_Supplied material_:
-*-

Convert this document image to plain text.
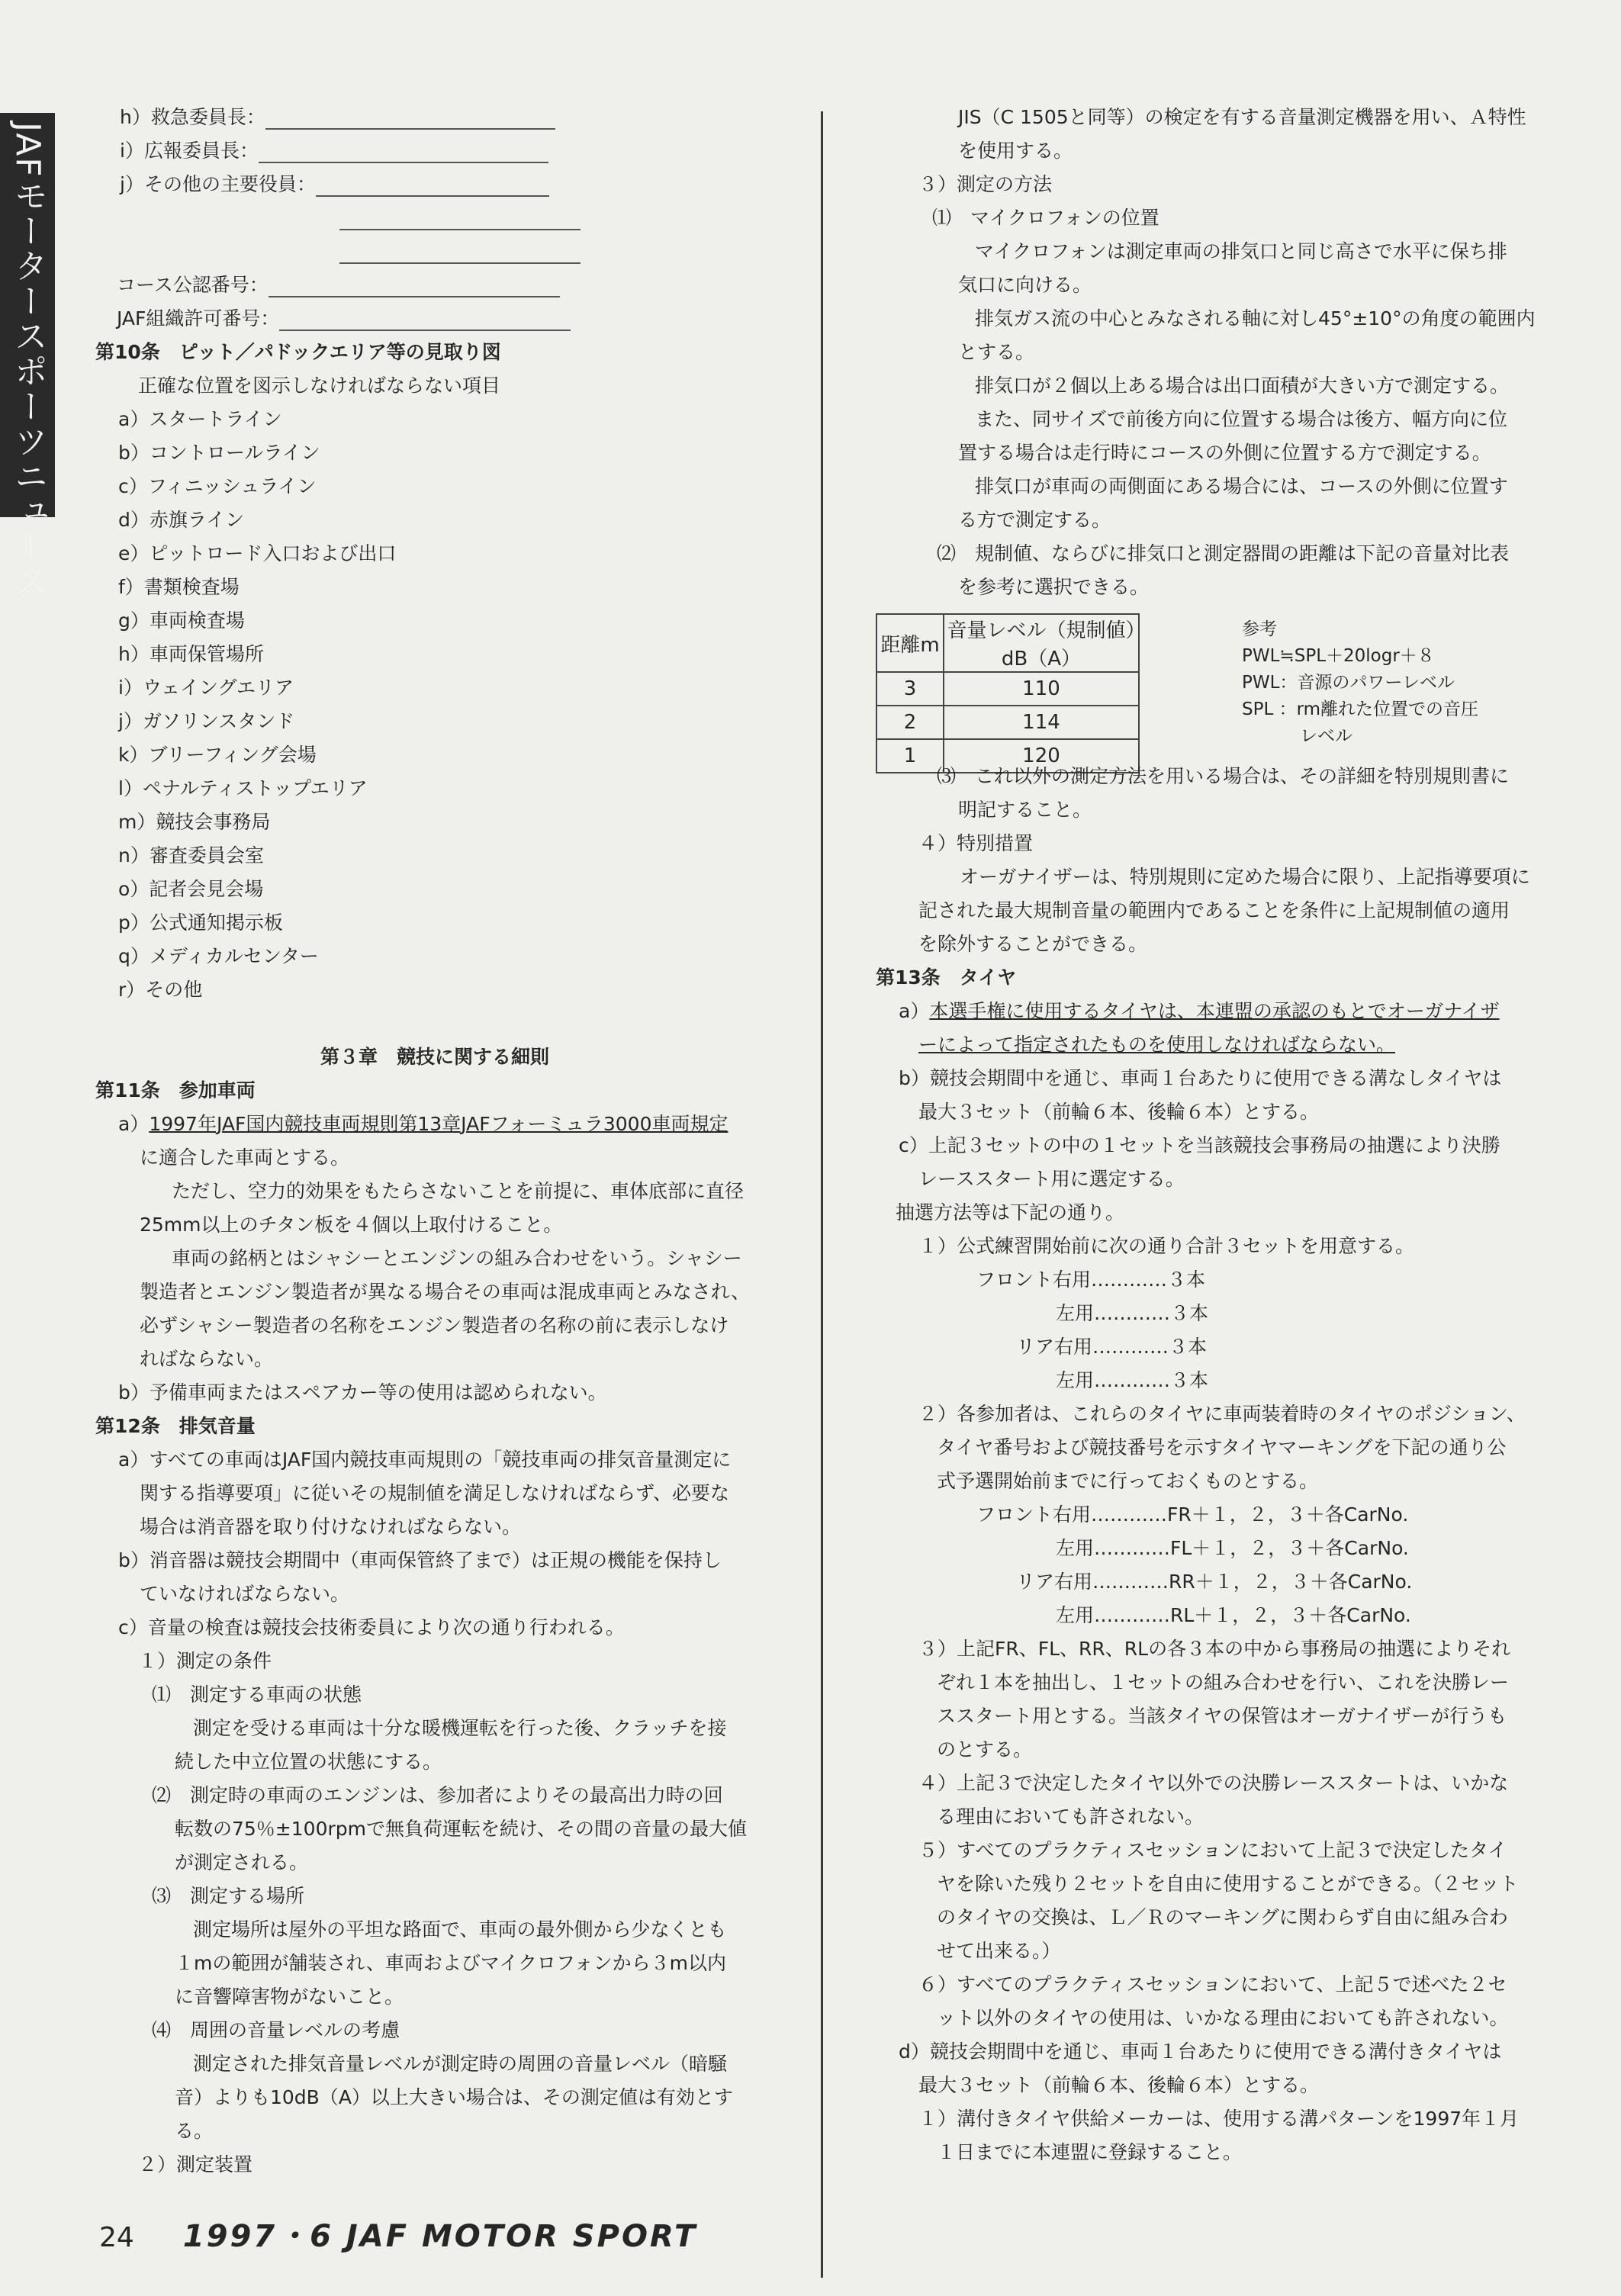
JAFモータースポーツニュース
h）救急委員長：
i）広報委員長：
j）その他の主要役員：
コース公認番号：
JAF組織許可番号：
第10条　ピット／パドックエリア等の見取り図
正確な位置を図示しなければならない項目
a）スタートライン
b）コントロールライン
c）フィニッシュライン
d）赤旗ライン
e）ピットロード入口および出口
f）書類検査場
g）車両検査場
h）車両保管場所
i）ウェイングエリア
j）ガソリンスタンド
k）ブリーフィング会場
l）ペナルティストップエリア
m）競技会事務局
n）審査委員会室
o）記者会見会場
p）公式通知掲示板
q）メディカルセンター
r）その他
第３章　競技に関する細則
第11条　参加車両
a）1997年JAF国内競技車両規則第13章JAFフォーミュラ3000車両規定
に適合した車両とする。
ただし、空力的効果をもたらさないことを前提に、車体底部に直径
25mm以上のチタン板を４個以上取付けること。
車両の銘柄とはシャシーとエンジンの組み合わせをいう。シャシー
製造者とエンジン製造者が異なる場合その車両は混成車両とみなされ、
必ずシャシー製造者の名称をエンジン製造者の名称の前に表示しなけ
ればならない。
b）予備車両またはスペアカー等の使用は認められない。
第12条　排気音量
a）すべての車両はJAF国内競技車両規則の「競技車両の排気音量測定に
関する指導要項」に従いその規制値を満足しなければならず、必要な
場合は消音器を取り付けなければならない。
b）消音器は競技会期間中（車両保管終了まで）は正規の機能を保持し
ていなければならない。
c）音量の検査は競技会技術委員により次の通り行われる。
１）測定の条件
⑴　測定する車両の状態
測定を受ける車両は十分な暖機運転を行った後、クラッチを接
続した中立位置の状態にする。
⑵　測定時の車両のエンジンは、参加者によりその最高出力時の回
転数の75％±100rpmで無負荷運転を続け、その間の音量の最大値
が測定される。
⑶　測定する場所
測定場所は屋外の平坦な路面で、車両の最外側から少なくとも
１mの範囲が舗装され、車両およびマイクロフォンから３m以内
に音響障害物がないこと。
⑷　周囲の音量レベルの考慮
測定された排気音量レベルが測定時の周囲の音量レベル（暗騒
音）よりも10dB（A）以上大きい場合は、その測定値は有効とす
る。
２）測定装置
JIS（C 1505と同等）の検定を有する音量測定機器を用い、Ａ特性
を使用する。
３）測定の方法
⑴　マイクロフォンの位置
マイクロフォンは測定車両の排気口と同じ高さで水平に保ち排
気口に向ける。
排気ガス流の中心とみなされる軸に対し45°±10°の角度の範囲内
とする。
排気口が２個以上ある場合は出口面積が大きい方で測定する。
また、同サイズで前後方向に位置する場合は後方、幅方向に位
置する場合は走行時にコースの外側に位置する方で測定する。
排気口が車両の両側面にある場合には、コースの外側に位置す
る方で測定する。
⑵　規制値、ならびに排気口と測定器間の距離は下記の音量対比表
を参考に選択できる。
距離m	音量レベル（規制値）dB（A）
3	110
2	114
1	120
参考
PWL≒SPL＋20logr＋８
PWL：音源のパワーレベル
SPL ：rm離れた位置での音圧
レベル
⑶　これ以外の測定方法を用いる場合は、その詳細を特別規則書に
明記すること。
４）特別措置
オーガナイザーは、特別規則に定めた場合に限り、上記指導要項に
記された最大規制音量の範囲内であることを条件に上記規制値の適用
を除外することができる。
第13条　タイヤ
a）本選手権に使用するタイヤは、本連盟の承認のもとでオーガナイザ
ーによって指定されたものを使用しなければならない。
b）競技会期間中を通じ、車両１台あたりに使用できる溝なしタイヤは
最大３セット（前輪６本、後輪６本）とする。
c）上記３セットの中の１セットを当該競技会事務局の抽選により決勝
レーススタート用に選定する。
抽選方法等は下記の通り。
１）公式練習開始前に次の通り合計３セットを用意する。
フロント右用…………３本
左用…………３本
リア右用…………３本
左用…………３本
２）各参加者は、これらのタイヤに車両装着時のタイヤのポジション、
タイヤ番号および競技番号を示すタイヤマーキングを下記の通り公
式予選開始前までに行っておくものとする。
フロント右用…………FR＋１，２，３＋各CarNo.
左用…………FL＋１，２，３＋各CarNo.
リア右用…………RR＋１，２，３＋各CarNo.
左用…………RL＋１，２，３＋各CarNo.
３）上記FR、FL、RR、RLの各３本の中から事務局の抽選によりそれ
ぞれ１本を抽出し、１セットの組み合わせを行い、これを決勝レー
ススタート用とする。当該タイヤの保管はオーガナイザーが行うも
のとする。
４）上記３で決定したタイヤ以外での決勝レーススタートは、いかな
る理由においても許されない。
５）すべてのプラクティスセッションにおいて上記３で決定したタイ
ヤを除いた残り２セットを自由に使用することができる。（２セット
のタイヤの交換は、Ｌ／Ｒのマーキングに関わらず自由に組み合わ
せて出来る。）
６）すべてのプラクティスセッションにおいて、上記５で述べた２セ
ット以外のタイヤの使用は、いかなる理由においても許されない。
d）競技会期間中を通じ、車両１台あたりに使用できる溝付きタイヤは
最大３セット（前輪６本、後輪６本）とする。
１）溝付きタイヤ供給メーカーは、使用する溝パターンを1997年１月
１日までに本連盟に登録すること。
24 1997・6 JAF MOTOR SPORT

-*-

_Direction_: Each record above should come back exactly the same, only without its pictures.

_Exercise solution_:
Convert this document image to plain text.
JAFモータースポーツニュース
h）救急委員長：
i）広報委員長：
j）その他の主要役員：
コース公認番号：
JAF組織許可番号：
第10条　ピット／パドックエリア等の見取り図
正確な位置を図示しなければならない項目
a）スタートライン
b）コントロールライン
c）フィニッシュライン
d）赤旗ライン
e）ピットロード入口および出口
f）書類検査場
g）車両検査場
h）車両保管場所
i）ウェイングエリア
j）ガソリンスタンド
k）ブリーフィング会場
l）ペナルティストップエリア
m）競技会事務局
n）審査委員会室
o）記者会見会場
p）公式通知掲示板
q）メディカルセンター
r）その他
第３章　競技に関する細則
第11条　参加車両
a）1997年JAF国内競技車両規則第13章JAFフォーミュラ3000車両規定
に適合した車両とする。
ただし、空力的効果をもたらさないことを前提に、車体底部に直径
25mm以上のチタン板を４個以上取付けること。
車両の銘柄とはシャシーとエンジンの組み合わせをいう。シャシー
製造者とエンジン製造者が異なる場合その車両は混成車両とみなされ、
必ずシャシー製造者の名称をエンジン製造者の名称の前に表示しなけ
ればならない。
b）予備車両またはスペアカー等の使用は認められない。
第12条　排気音量
a）すべての車両はJAF国内競技車両規則の「競技車両の排気音量測定に
関する指導要項」に従いその規制値を満足しなければならず、必要な
場合は消音器を取り付けなければならない。
b）消音器は競技会期間中（車両保管終了まで）は正規の機能を保持し
ていなければならない。
c）音量の検査は競技会技術委員により次の通り行われる。
１）測定の条件
⑴　測定する車両の状態
測定を受ける車両は十分な暖機運転を行った後、クラッチを接
続した中立位置の状態にする。
⑵　測定時の車両のエンジンは、参加者によりその最高出力時の回
転数の75％±100rpmで無負荷運転を続け、その間の音量の最大値
が測定される。
⑶　測定する場所
測定場所は屋外の平坦な路面で、車両の最外側から少なくとも
１mの範囲が舗装され、車両およびマイクロフォンから３m以内
に音響障害物がないこと。
⑷　周囲の音量レベルの考慮
測定された排気音量レベルが測定時の周囲の音量レベル（暗騒
音）よりも10dB（A）以上大きい場合は、その測定値は有効とす
る。
２）測定装置
JIS（C 1505と同等）の検定を有する音量測定機器を用い、Ａ特性
を使用する。
３）測定の方法
⑴　マイクロフォンの位置
マイクロフォンは測定車両の排気口と同じ高さで水平に保ち排
気口に向ける。
排気ガス流の中心とみなされる軸に対し45°±10°の角度の範囲内
とする。
排気口が２個以上ある場合は出口面積が大きい方で測定する。
また、同サイズで前後方向に位置する場合は後方、幅方向に位
置する場合は走行時にコースの外側に位置する方で測定する。
排気口が車両の両側面にある場合には、コースの外側に位置す
る方で測定する。
⑵　規制値、ならびに排気口と測定器間の距離は下記の音量対比表
を参考に選択できる。
距離m	音量レベル（規制値）dB（A）
3	110
2	114
1	120
参考
PWL≒SPL＋20logr＋８
PWL：音源のパワーレベル
SPL ：rm離れた位置での音圧
レベル
⑶　これ以外の測定方法を用いる場合は、その詳細を特別規則書に
明記すること。
４）特別措置
オーガナイザーは、特別規則に定めた場合に限り、上記指導要項に
記された最大規制音量の範囲内であることを条件に上記規制値の適用
を除外することができる。
第13条　タイヤ
a）本選手権に使用するタイヤは、本連盟の承認のもとでオーガナイザ
ーによって指定されたものを使用しなければならない。
b）競技会期間中を通じ、車両１台あたりに使用できる溝なしタイヤは
最大３セット（前輪６本、後輪６本）とする。
c）上記３セットの中の１セットを当該競技会事務局の抽選により決勝
レーススタート用に選定する。
抽選方法等は下記の通り。
１）公式練習開始前に次の通り合計３セットを用意する。
フロント右用…………３本
左用…………３本
リア右用…………３本
左用…………３本
２）各参加者は、これらのタイヤに車両装着時のタイヤのポジション、
タイヤ番号および競技番号を示すタイヤマーキングを下記の通り公
式予選開始前までに行っておくものとする。
フロント右用…………FR＋１，２，３＋各CarNo.
左用…………FL＋１，２，３＋各CarNo.
リア右用…………RR＋１，２，３＋各CarNo.
左用…………RL＋１，２，３＋各CarNo.
３）上記FR、FL、RR、RLの各３本の中から事務局の抽選によりそれ
ぞれ１本を抽出し、１セットの組み合わせを行い、これを決勝レー
ススタート用とする。当該タイヤの保管はオーガナイザーが行うも
のとする。
４）上記３で決定したタイヤ以外での決勝レーススタートは、いかな
る理由においても許されない。
５）すべてのプラクティスセッションにおいて上記３で決定したタイ
ヤを除いた残り２セットを自由に使用することができる。（２セット
のタイヤの交換は、Ｌ／Ｒのマーキングに関わらず自由に組み合わ
せて出来る。）
６）すべてのプラクティスセッションにおいて、上記５で述べた２セ
ット以外のタイヤの使用は、いかなる理由においても許されない。
d）競技会期間中を通じ、車両１台あたりに使用できる溝付きタイヤは
最大３セット（前輪６本、後輪６本）とする。
１）溝付きタイヤ供給メーカーは、使用する溝パターンを1997年１月
１日までに本連盟に登録すること。
24 1997・6 JAF MOTOR SPORT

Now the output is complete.